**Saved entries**
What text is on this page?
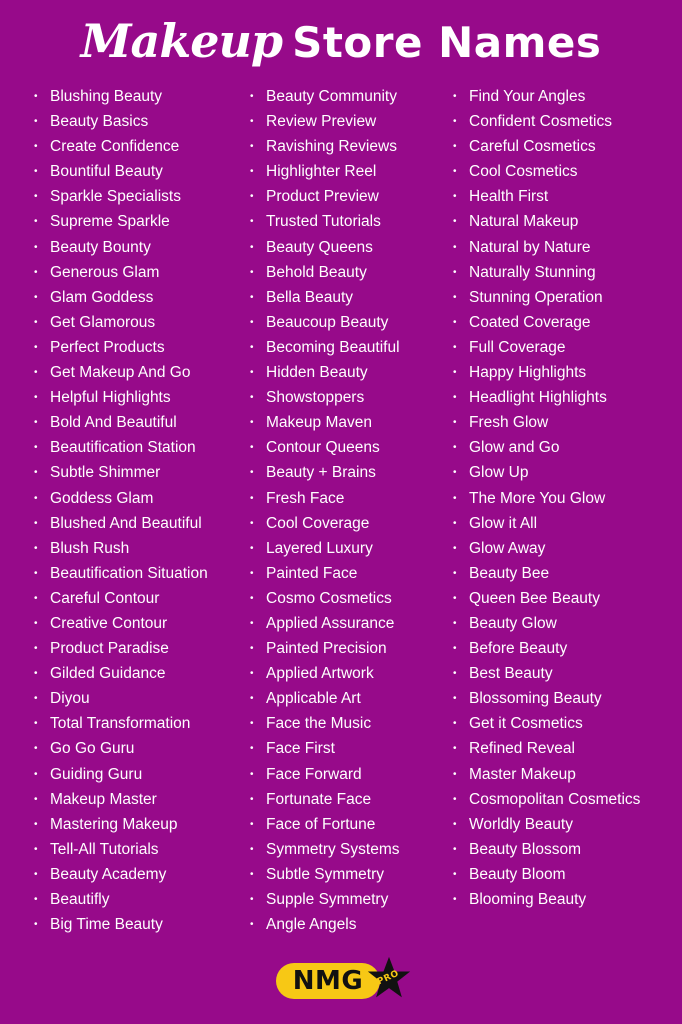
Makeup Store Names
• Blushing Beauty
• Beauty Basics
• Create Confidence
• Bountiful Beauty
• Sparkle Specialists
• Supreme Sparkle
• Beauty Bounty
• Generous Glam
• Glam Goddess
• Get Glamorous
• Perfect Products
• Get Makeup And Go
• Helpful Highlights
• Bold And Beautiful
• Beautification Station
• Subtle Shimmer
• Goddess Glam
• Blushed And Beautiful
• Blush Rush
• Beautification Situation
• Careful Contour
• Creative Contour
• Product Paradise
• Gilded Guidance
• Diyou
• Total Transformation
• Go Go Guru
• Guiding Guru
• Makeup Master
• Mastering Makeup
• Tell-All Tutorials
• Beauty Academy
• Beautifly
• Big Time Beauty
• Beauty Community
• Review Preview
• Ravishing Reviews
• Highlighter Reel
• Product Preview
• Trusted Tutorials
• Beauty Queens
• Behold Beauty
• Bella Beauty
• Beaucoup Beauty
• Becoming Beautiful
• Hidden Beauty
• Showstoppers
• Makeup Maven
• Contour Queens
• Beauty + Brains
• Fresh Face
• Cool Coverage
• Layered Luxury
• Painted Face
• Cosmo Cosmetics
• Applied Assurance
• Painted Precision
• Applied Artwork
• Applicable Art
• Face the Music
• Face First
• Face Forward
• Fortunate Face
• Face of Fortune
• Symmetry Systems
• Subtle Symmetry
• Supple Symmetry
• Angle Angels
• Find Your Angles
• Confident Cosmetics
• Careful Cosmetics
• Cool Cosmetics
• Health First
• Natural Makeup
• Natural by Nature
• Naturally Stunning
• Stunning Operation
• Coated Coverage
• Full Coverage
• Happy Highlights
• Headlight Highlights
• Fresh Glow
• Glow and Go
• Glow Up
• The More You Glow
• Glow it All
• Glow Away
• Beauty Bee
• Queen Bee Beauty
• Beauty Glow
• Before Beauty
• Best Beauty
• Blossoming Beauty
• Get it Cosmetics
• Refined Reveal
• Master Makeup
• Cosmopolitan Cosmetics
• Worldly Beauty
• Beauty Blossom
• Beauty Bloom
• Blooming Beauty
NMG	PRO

**TASK DETAILS**
Of all the lines in the data above, state how many include "Symmetry". Say only the number.

**WRITTEN SOLUTION**
3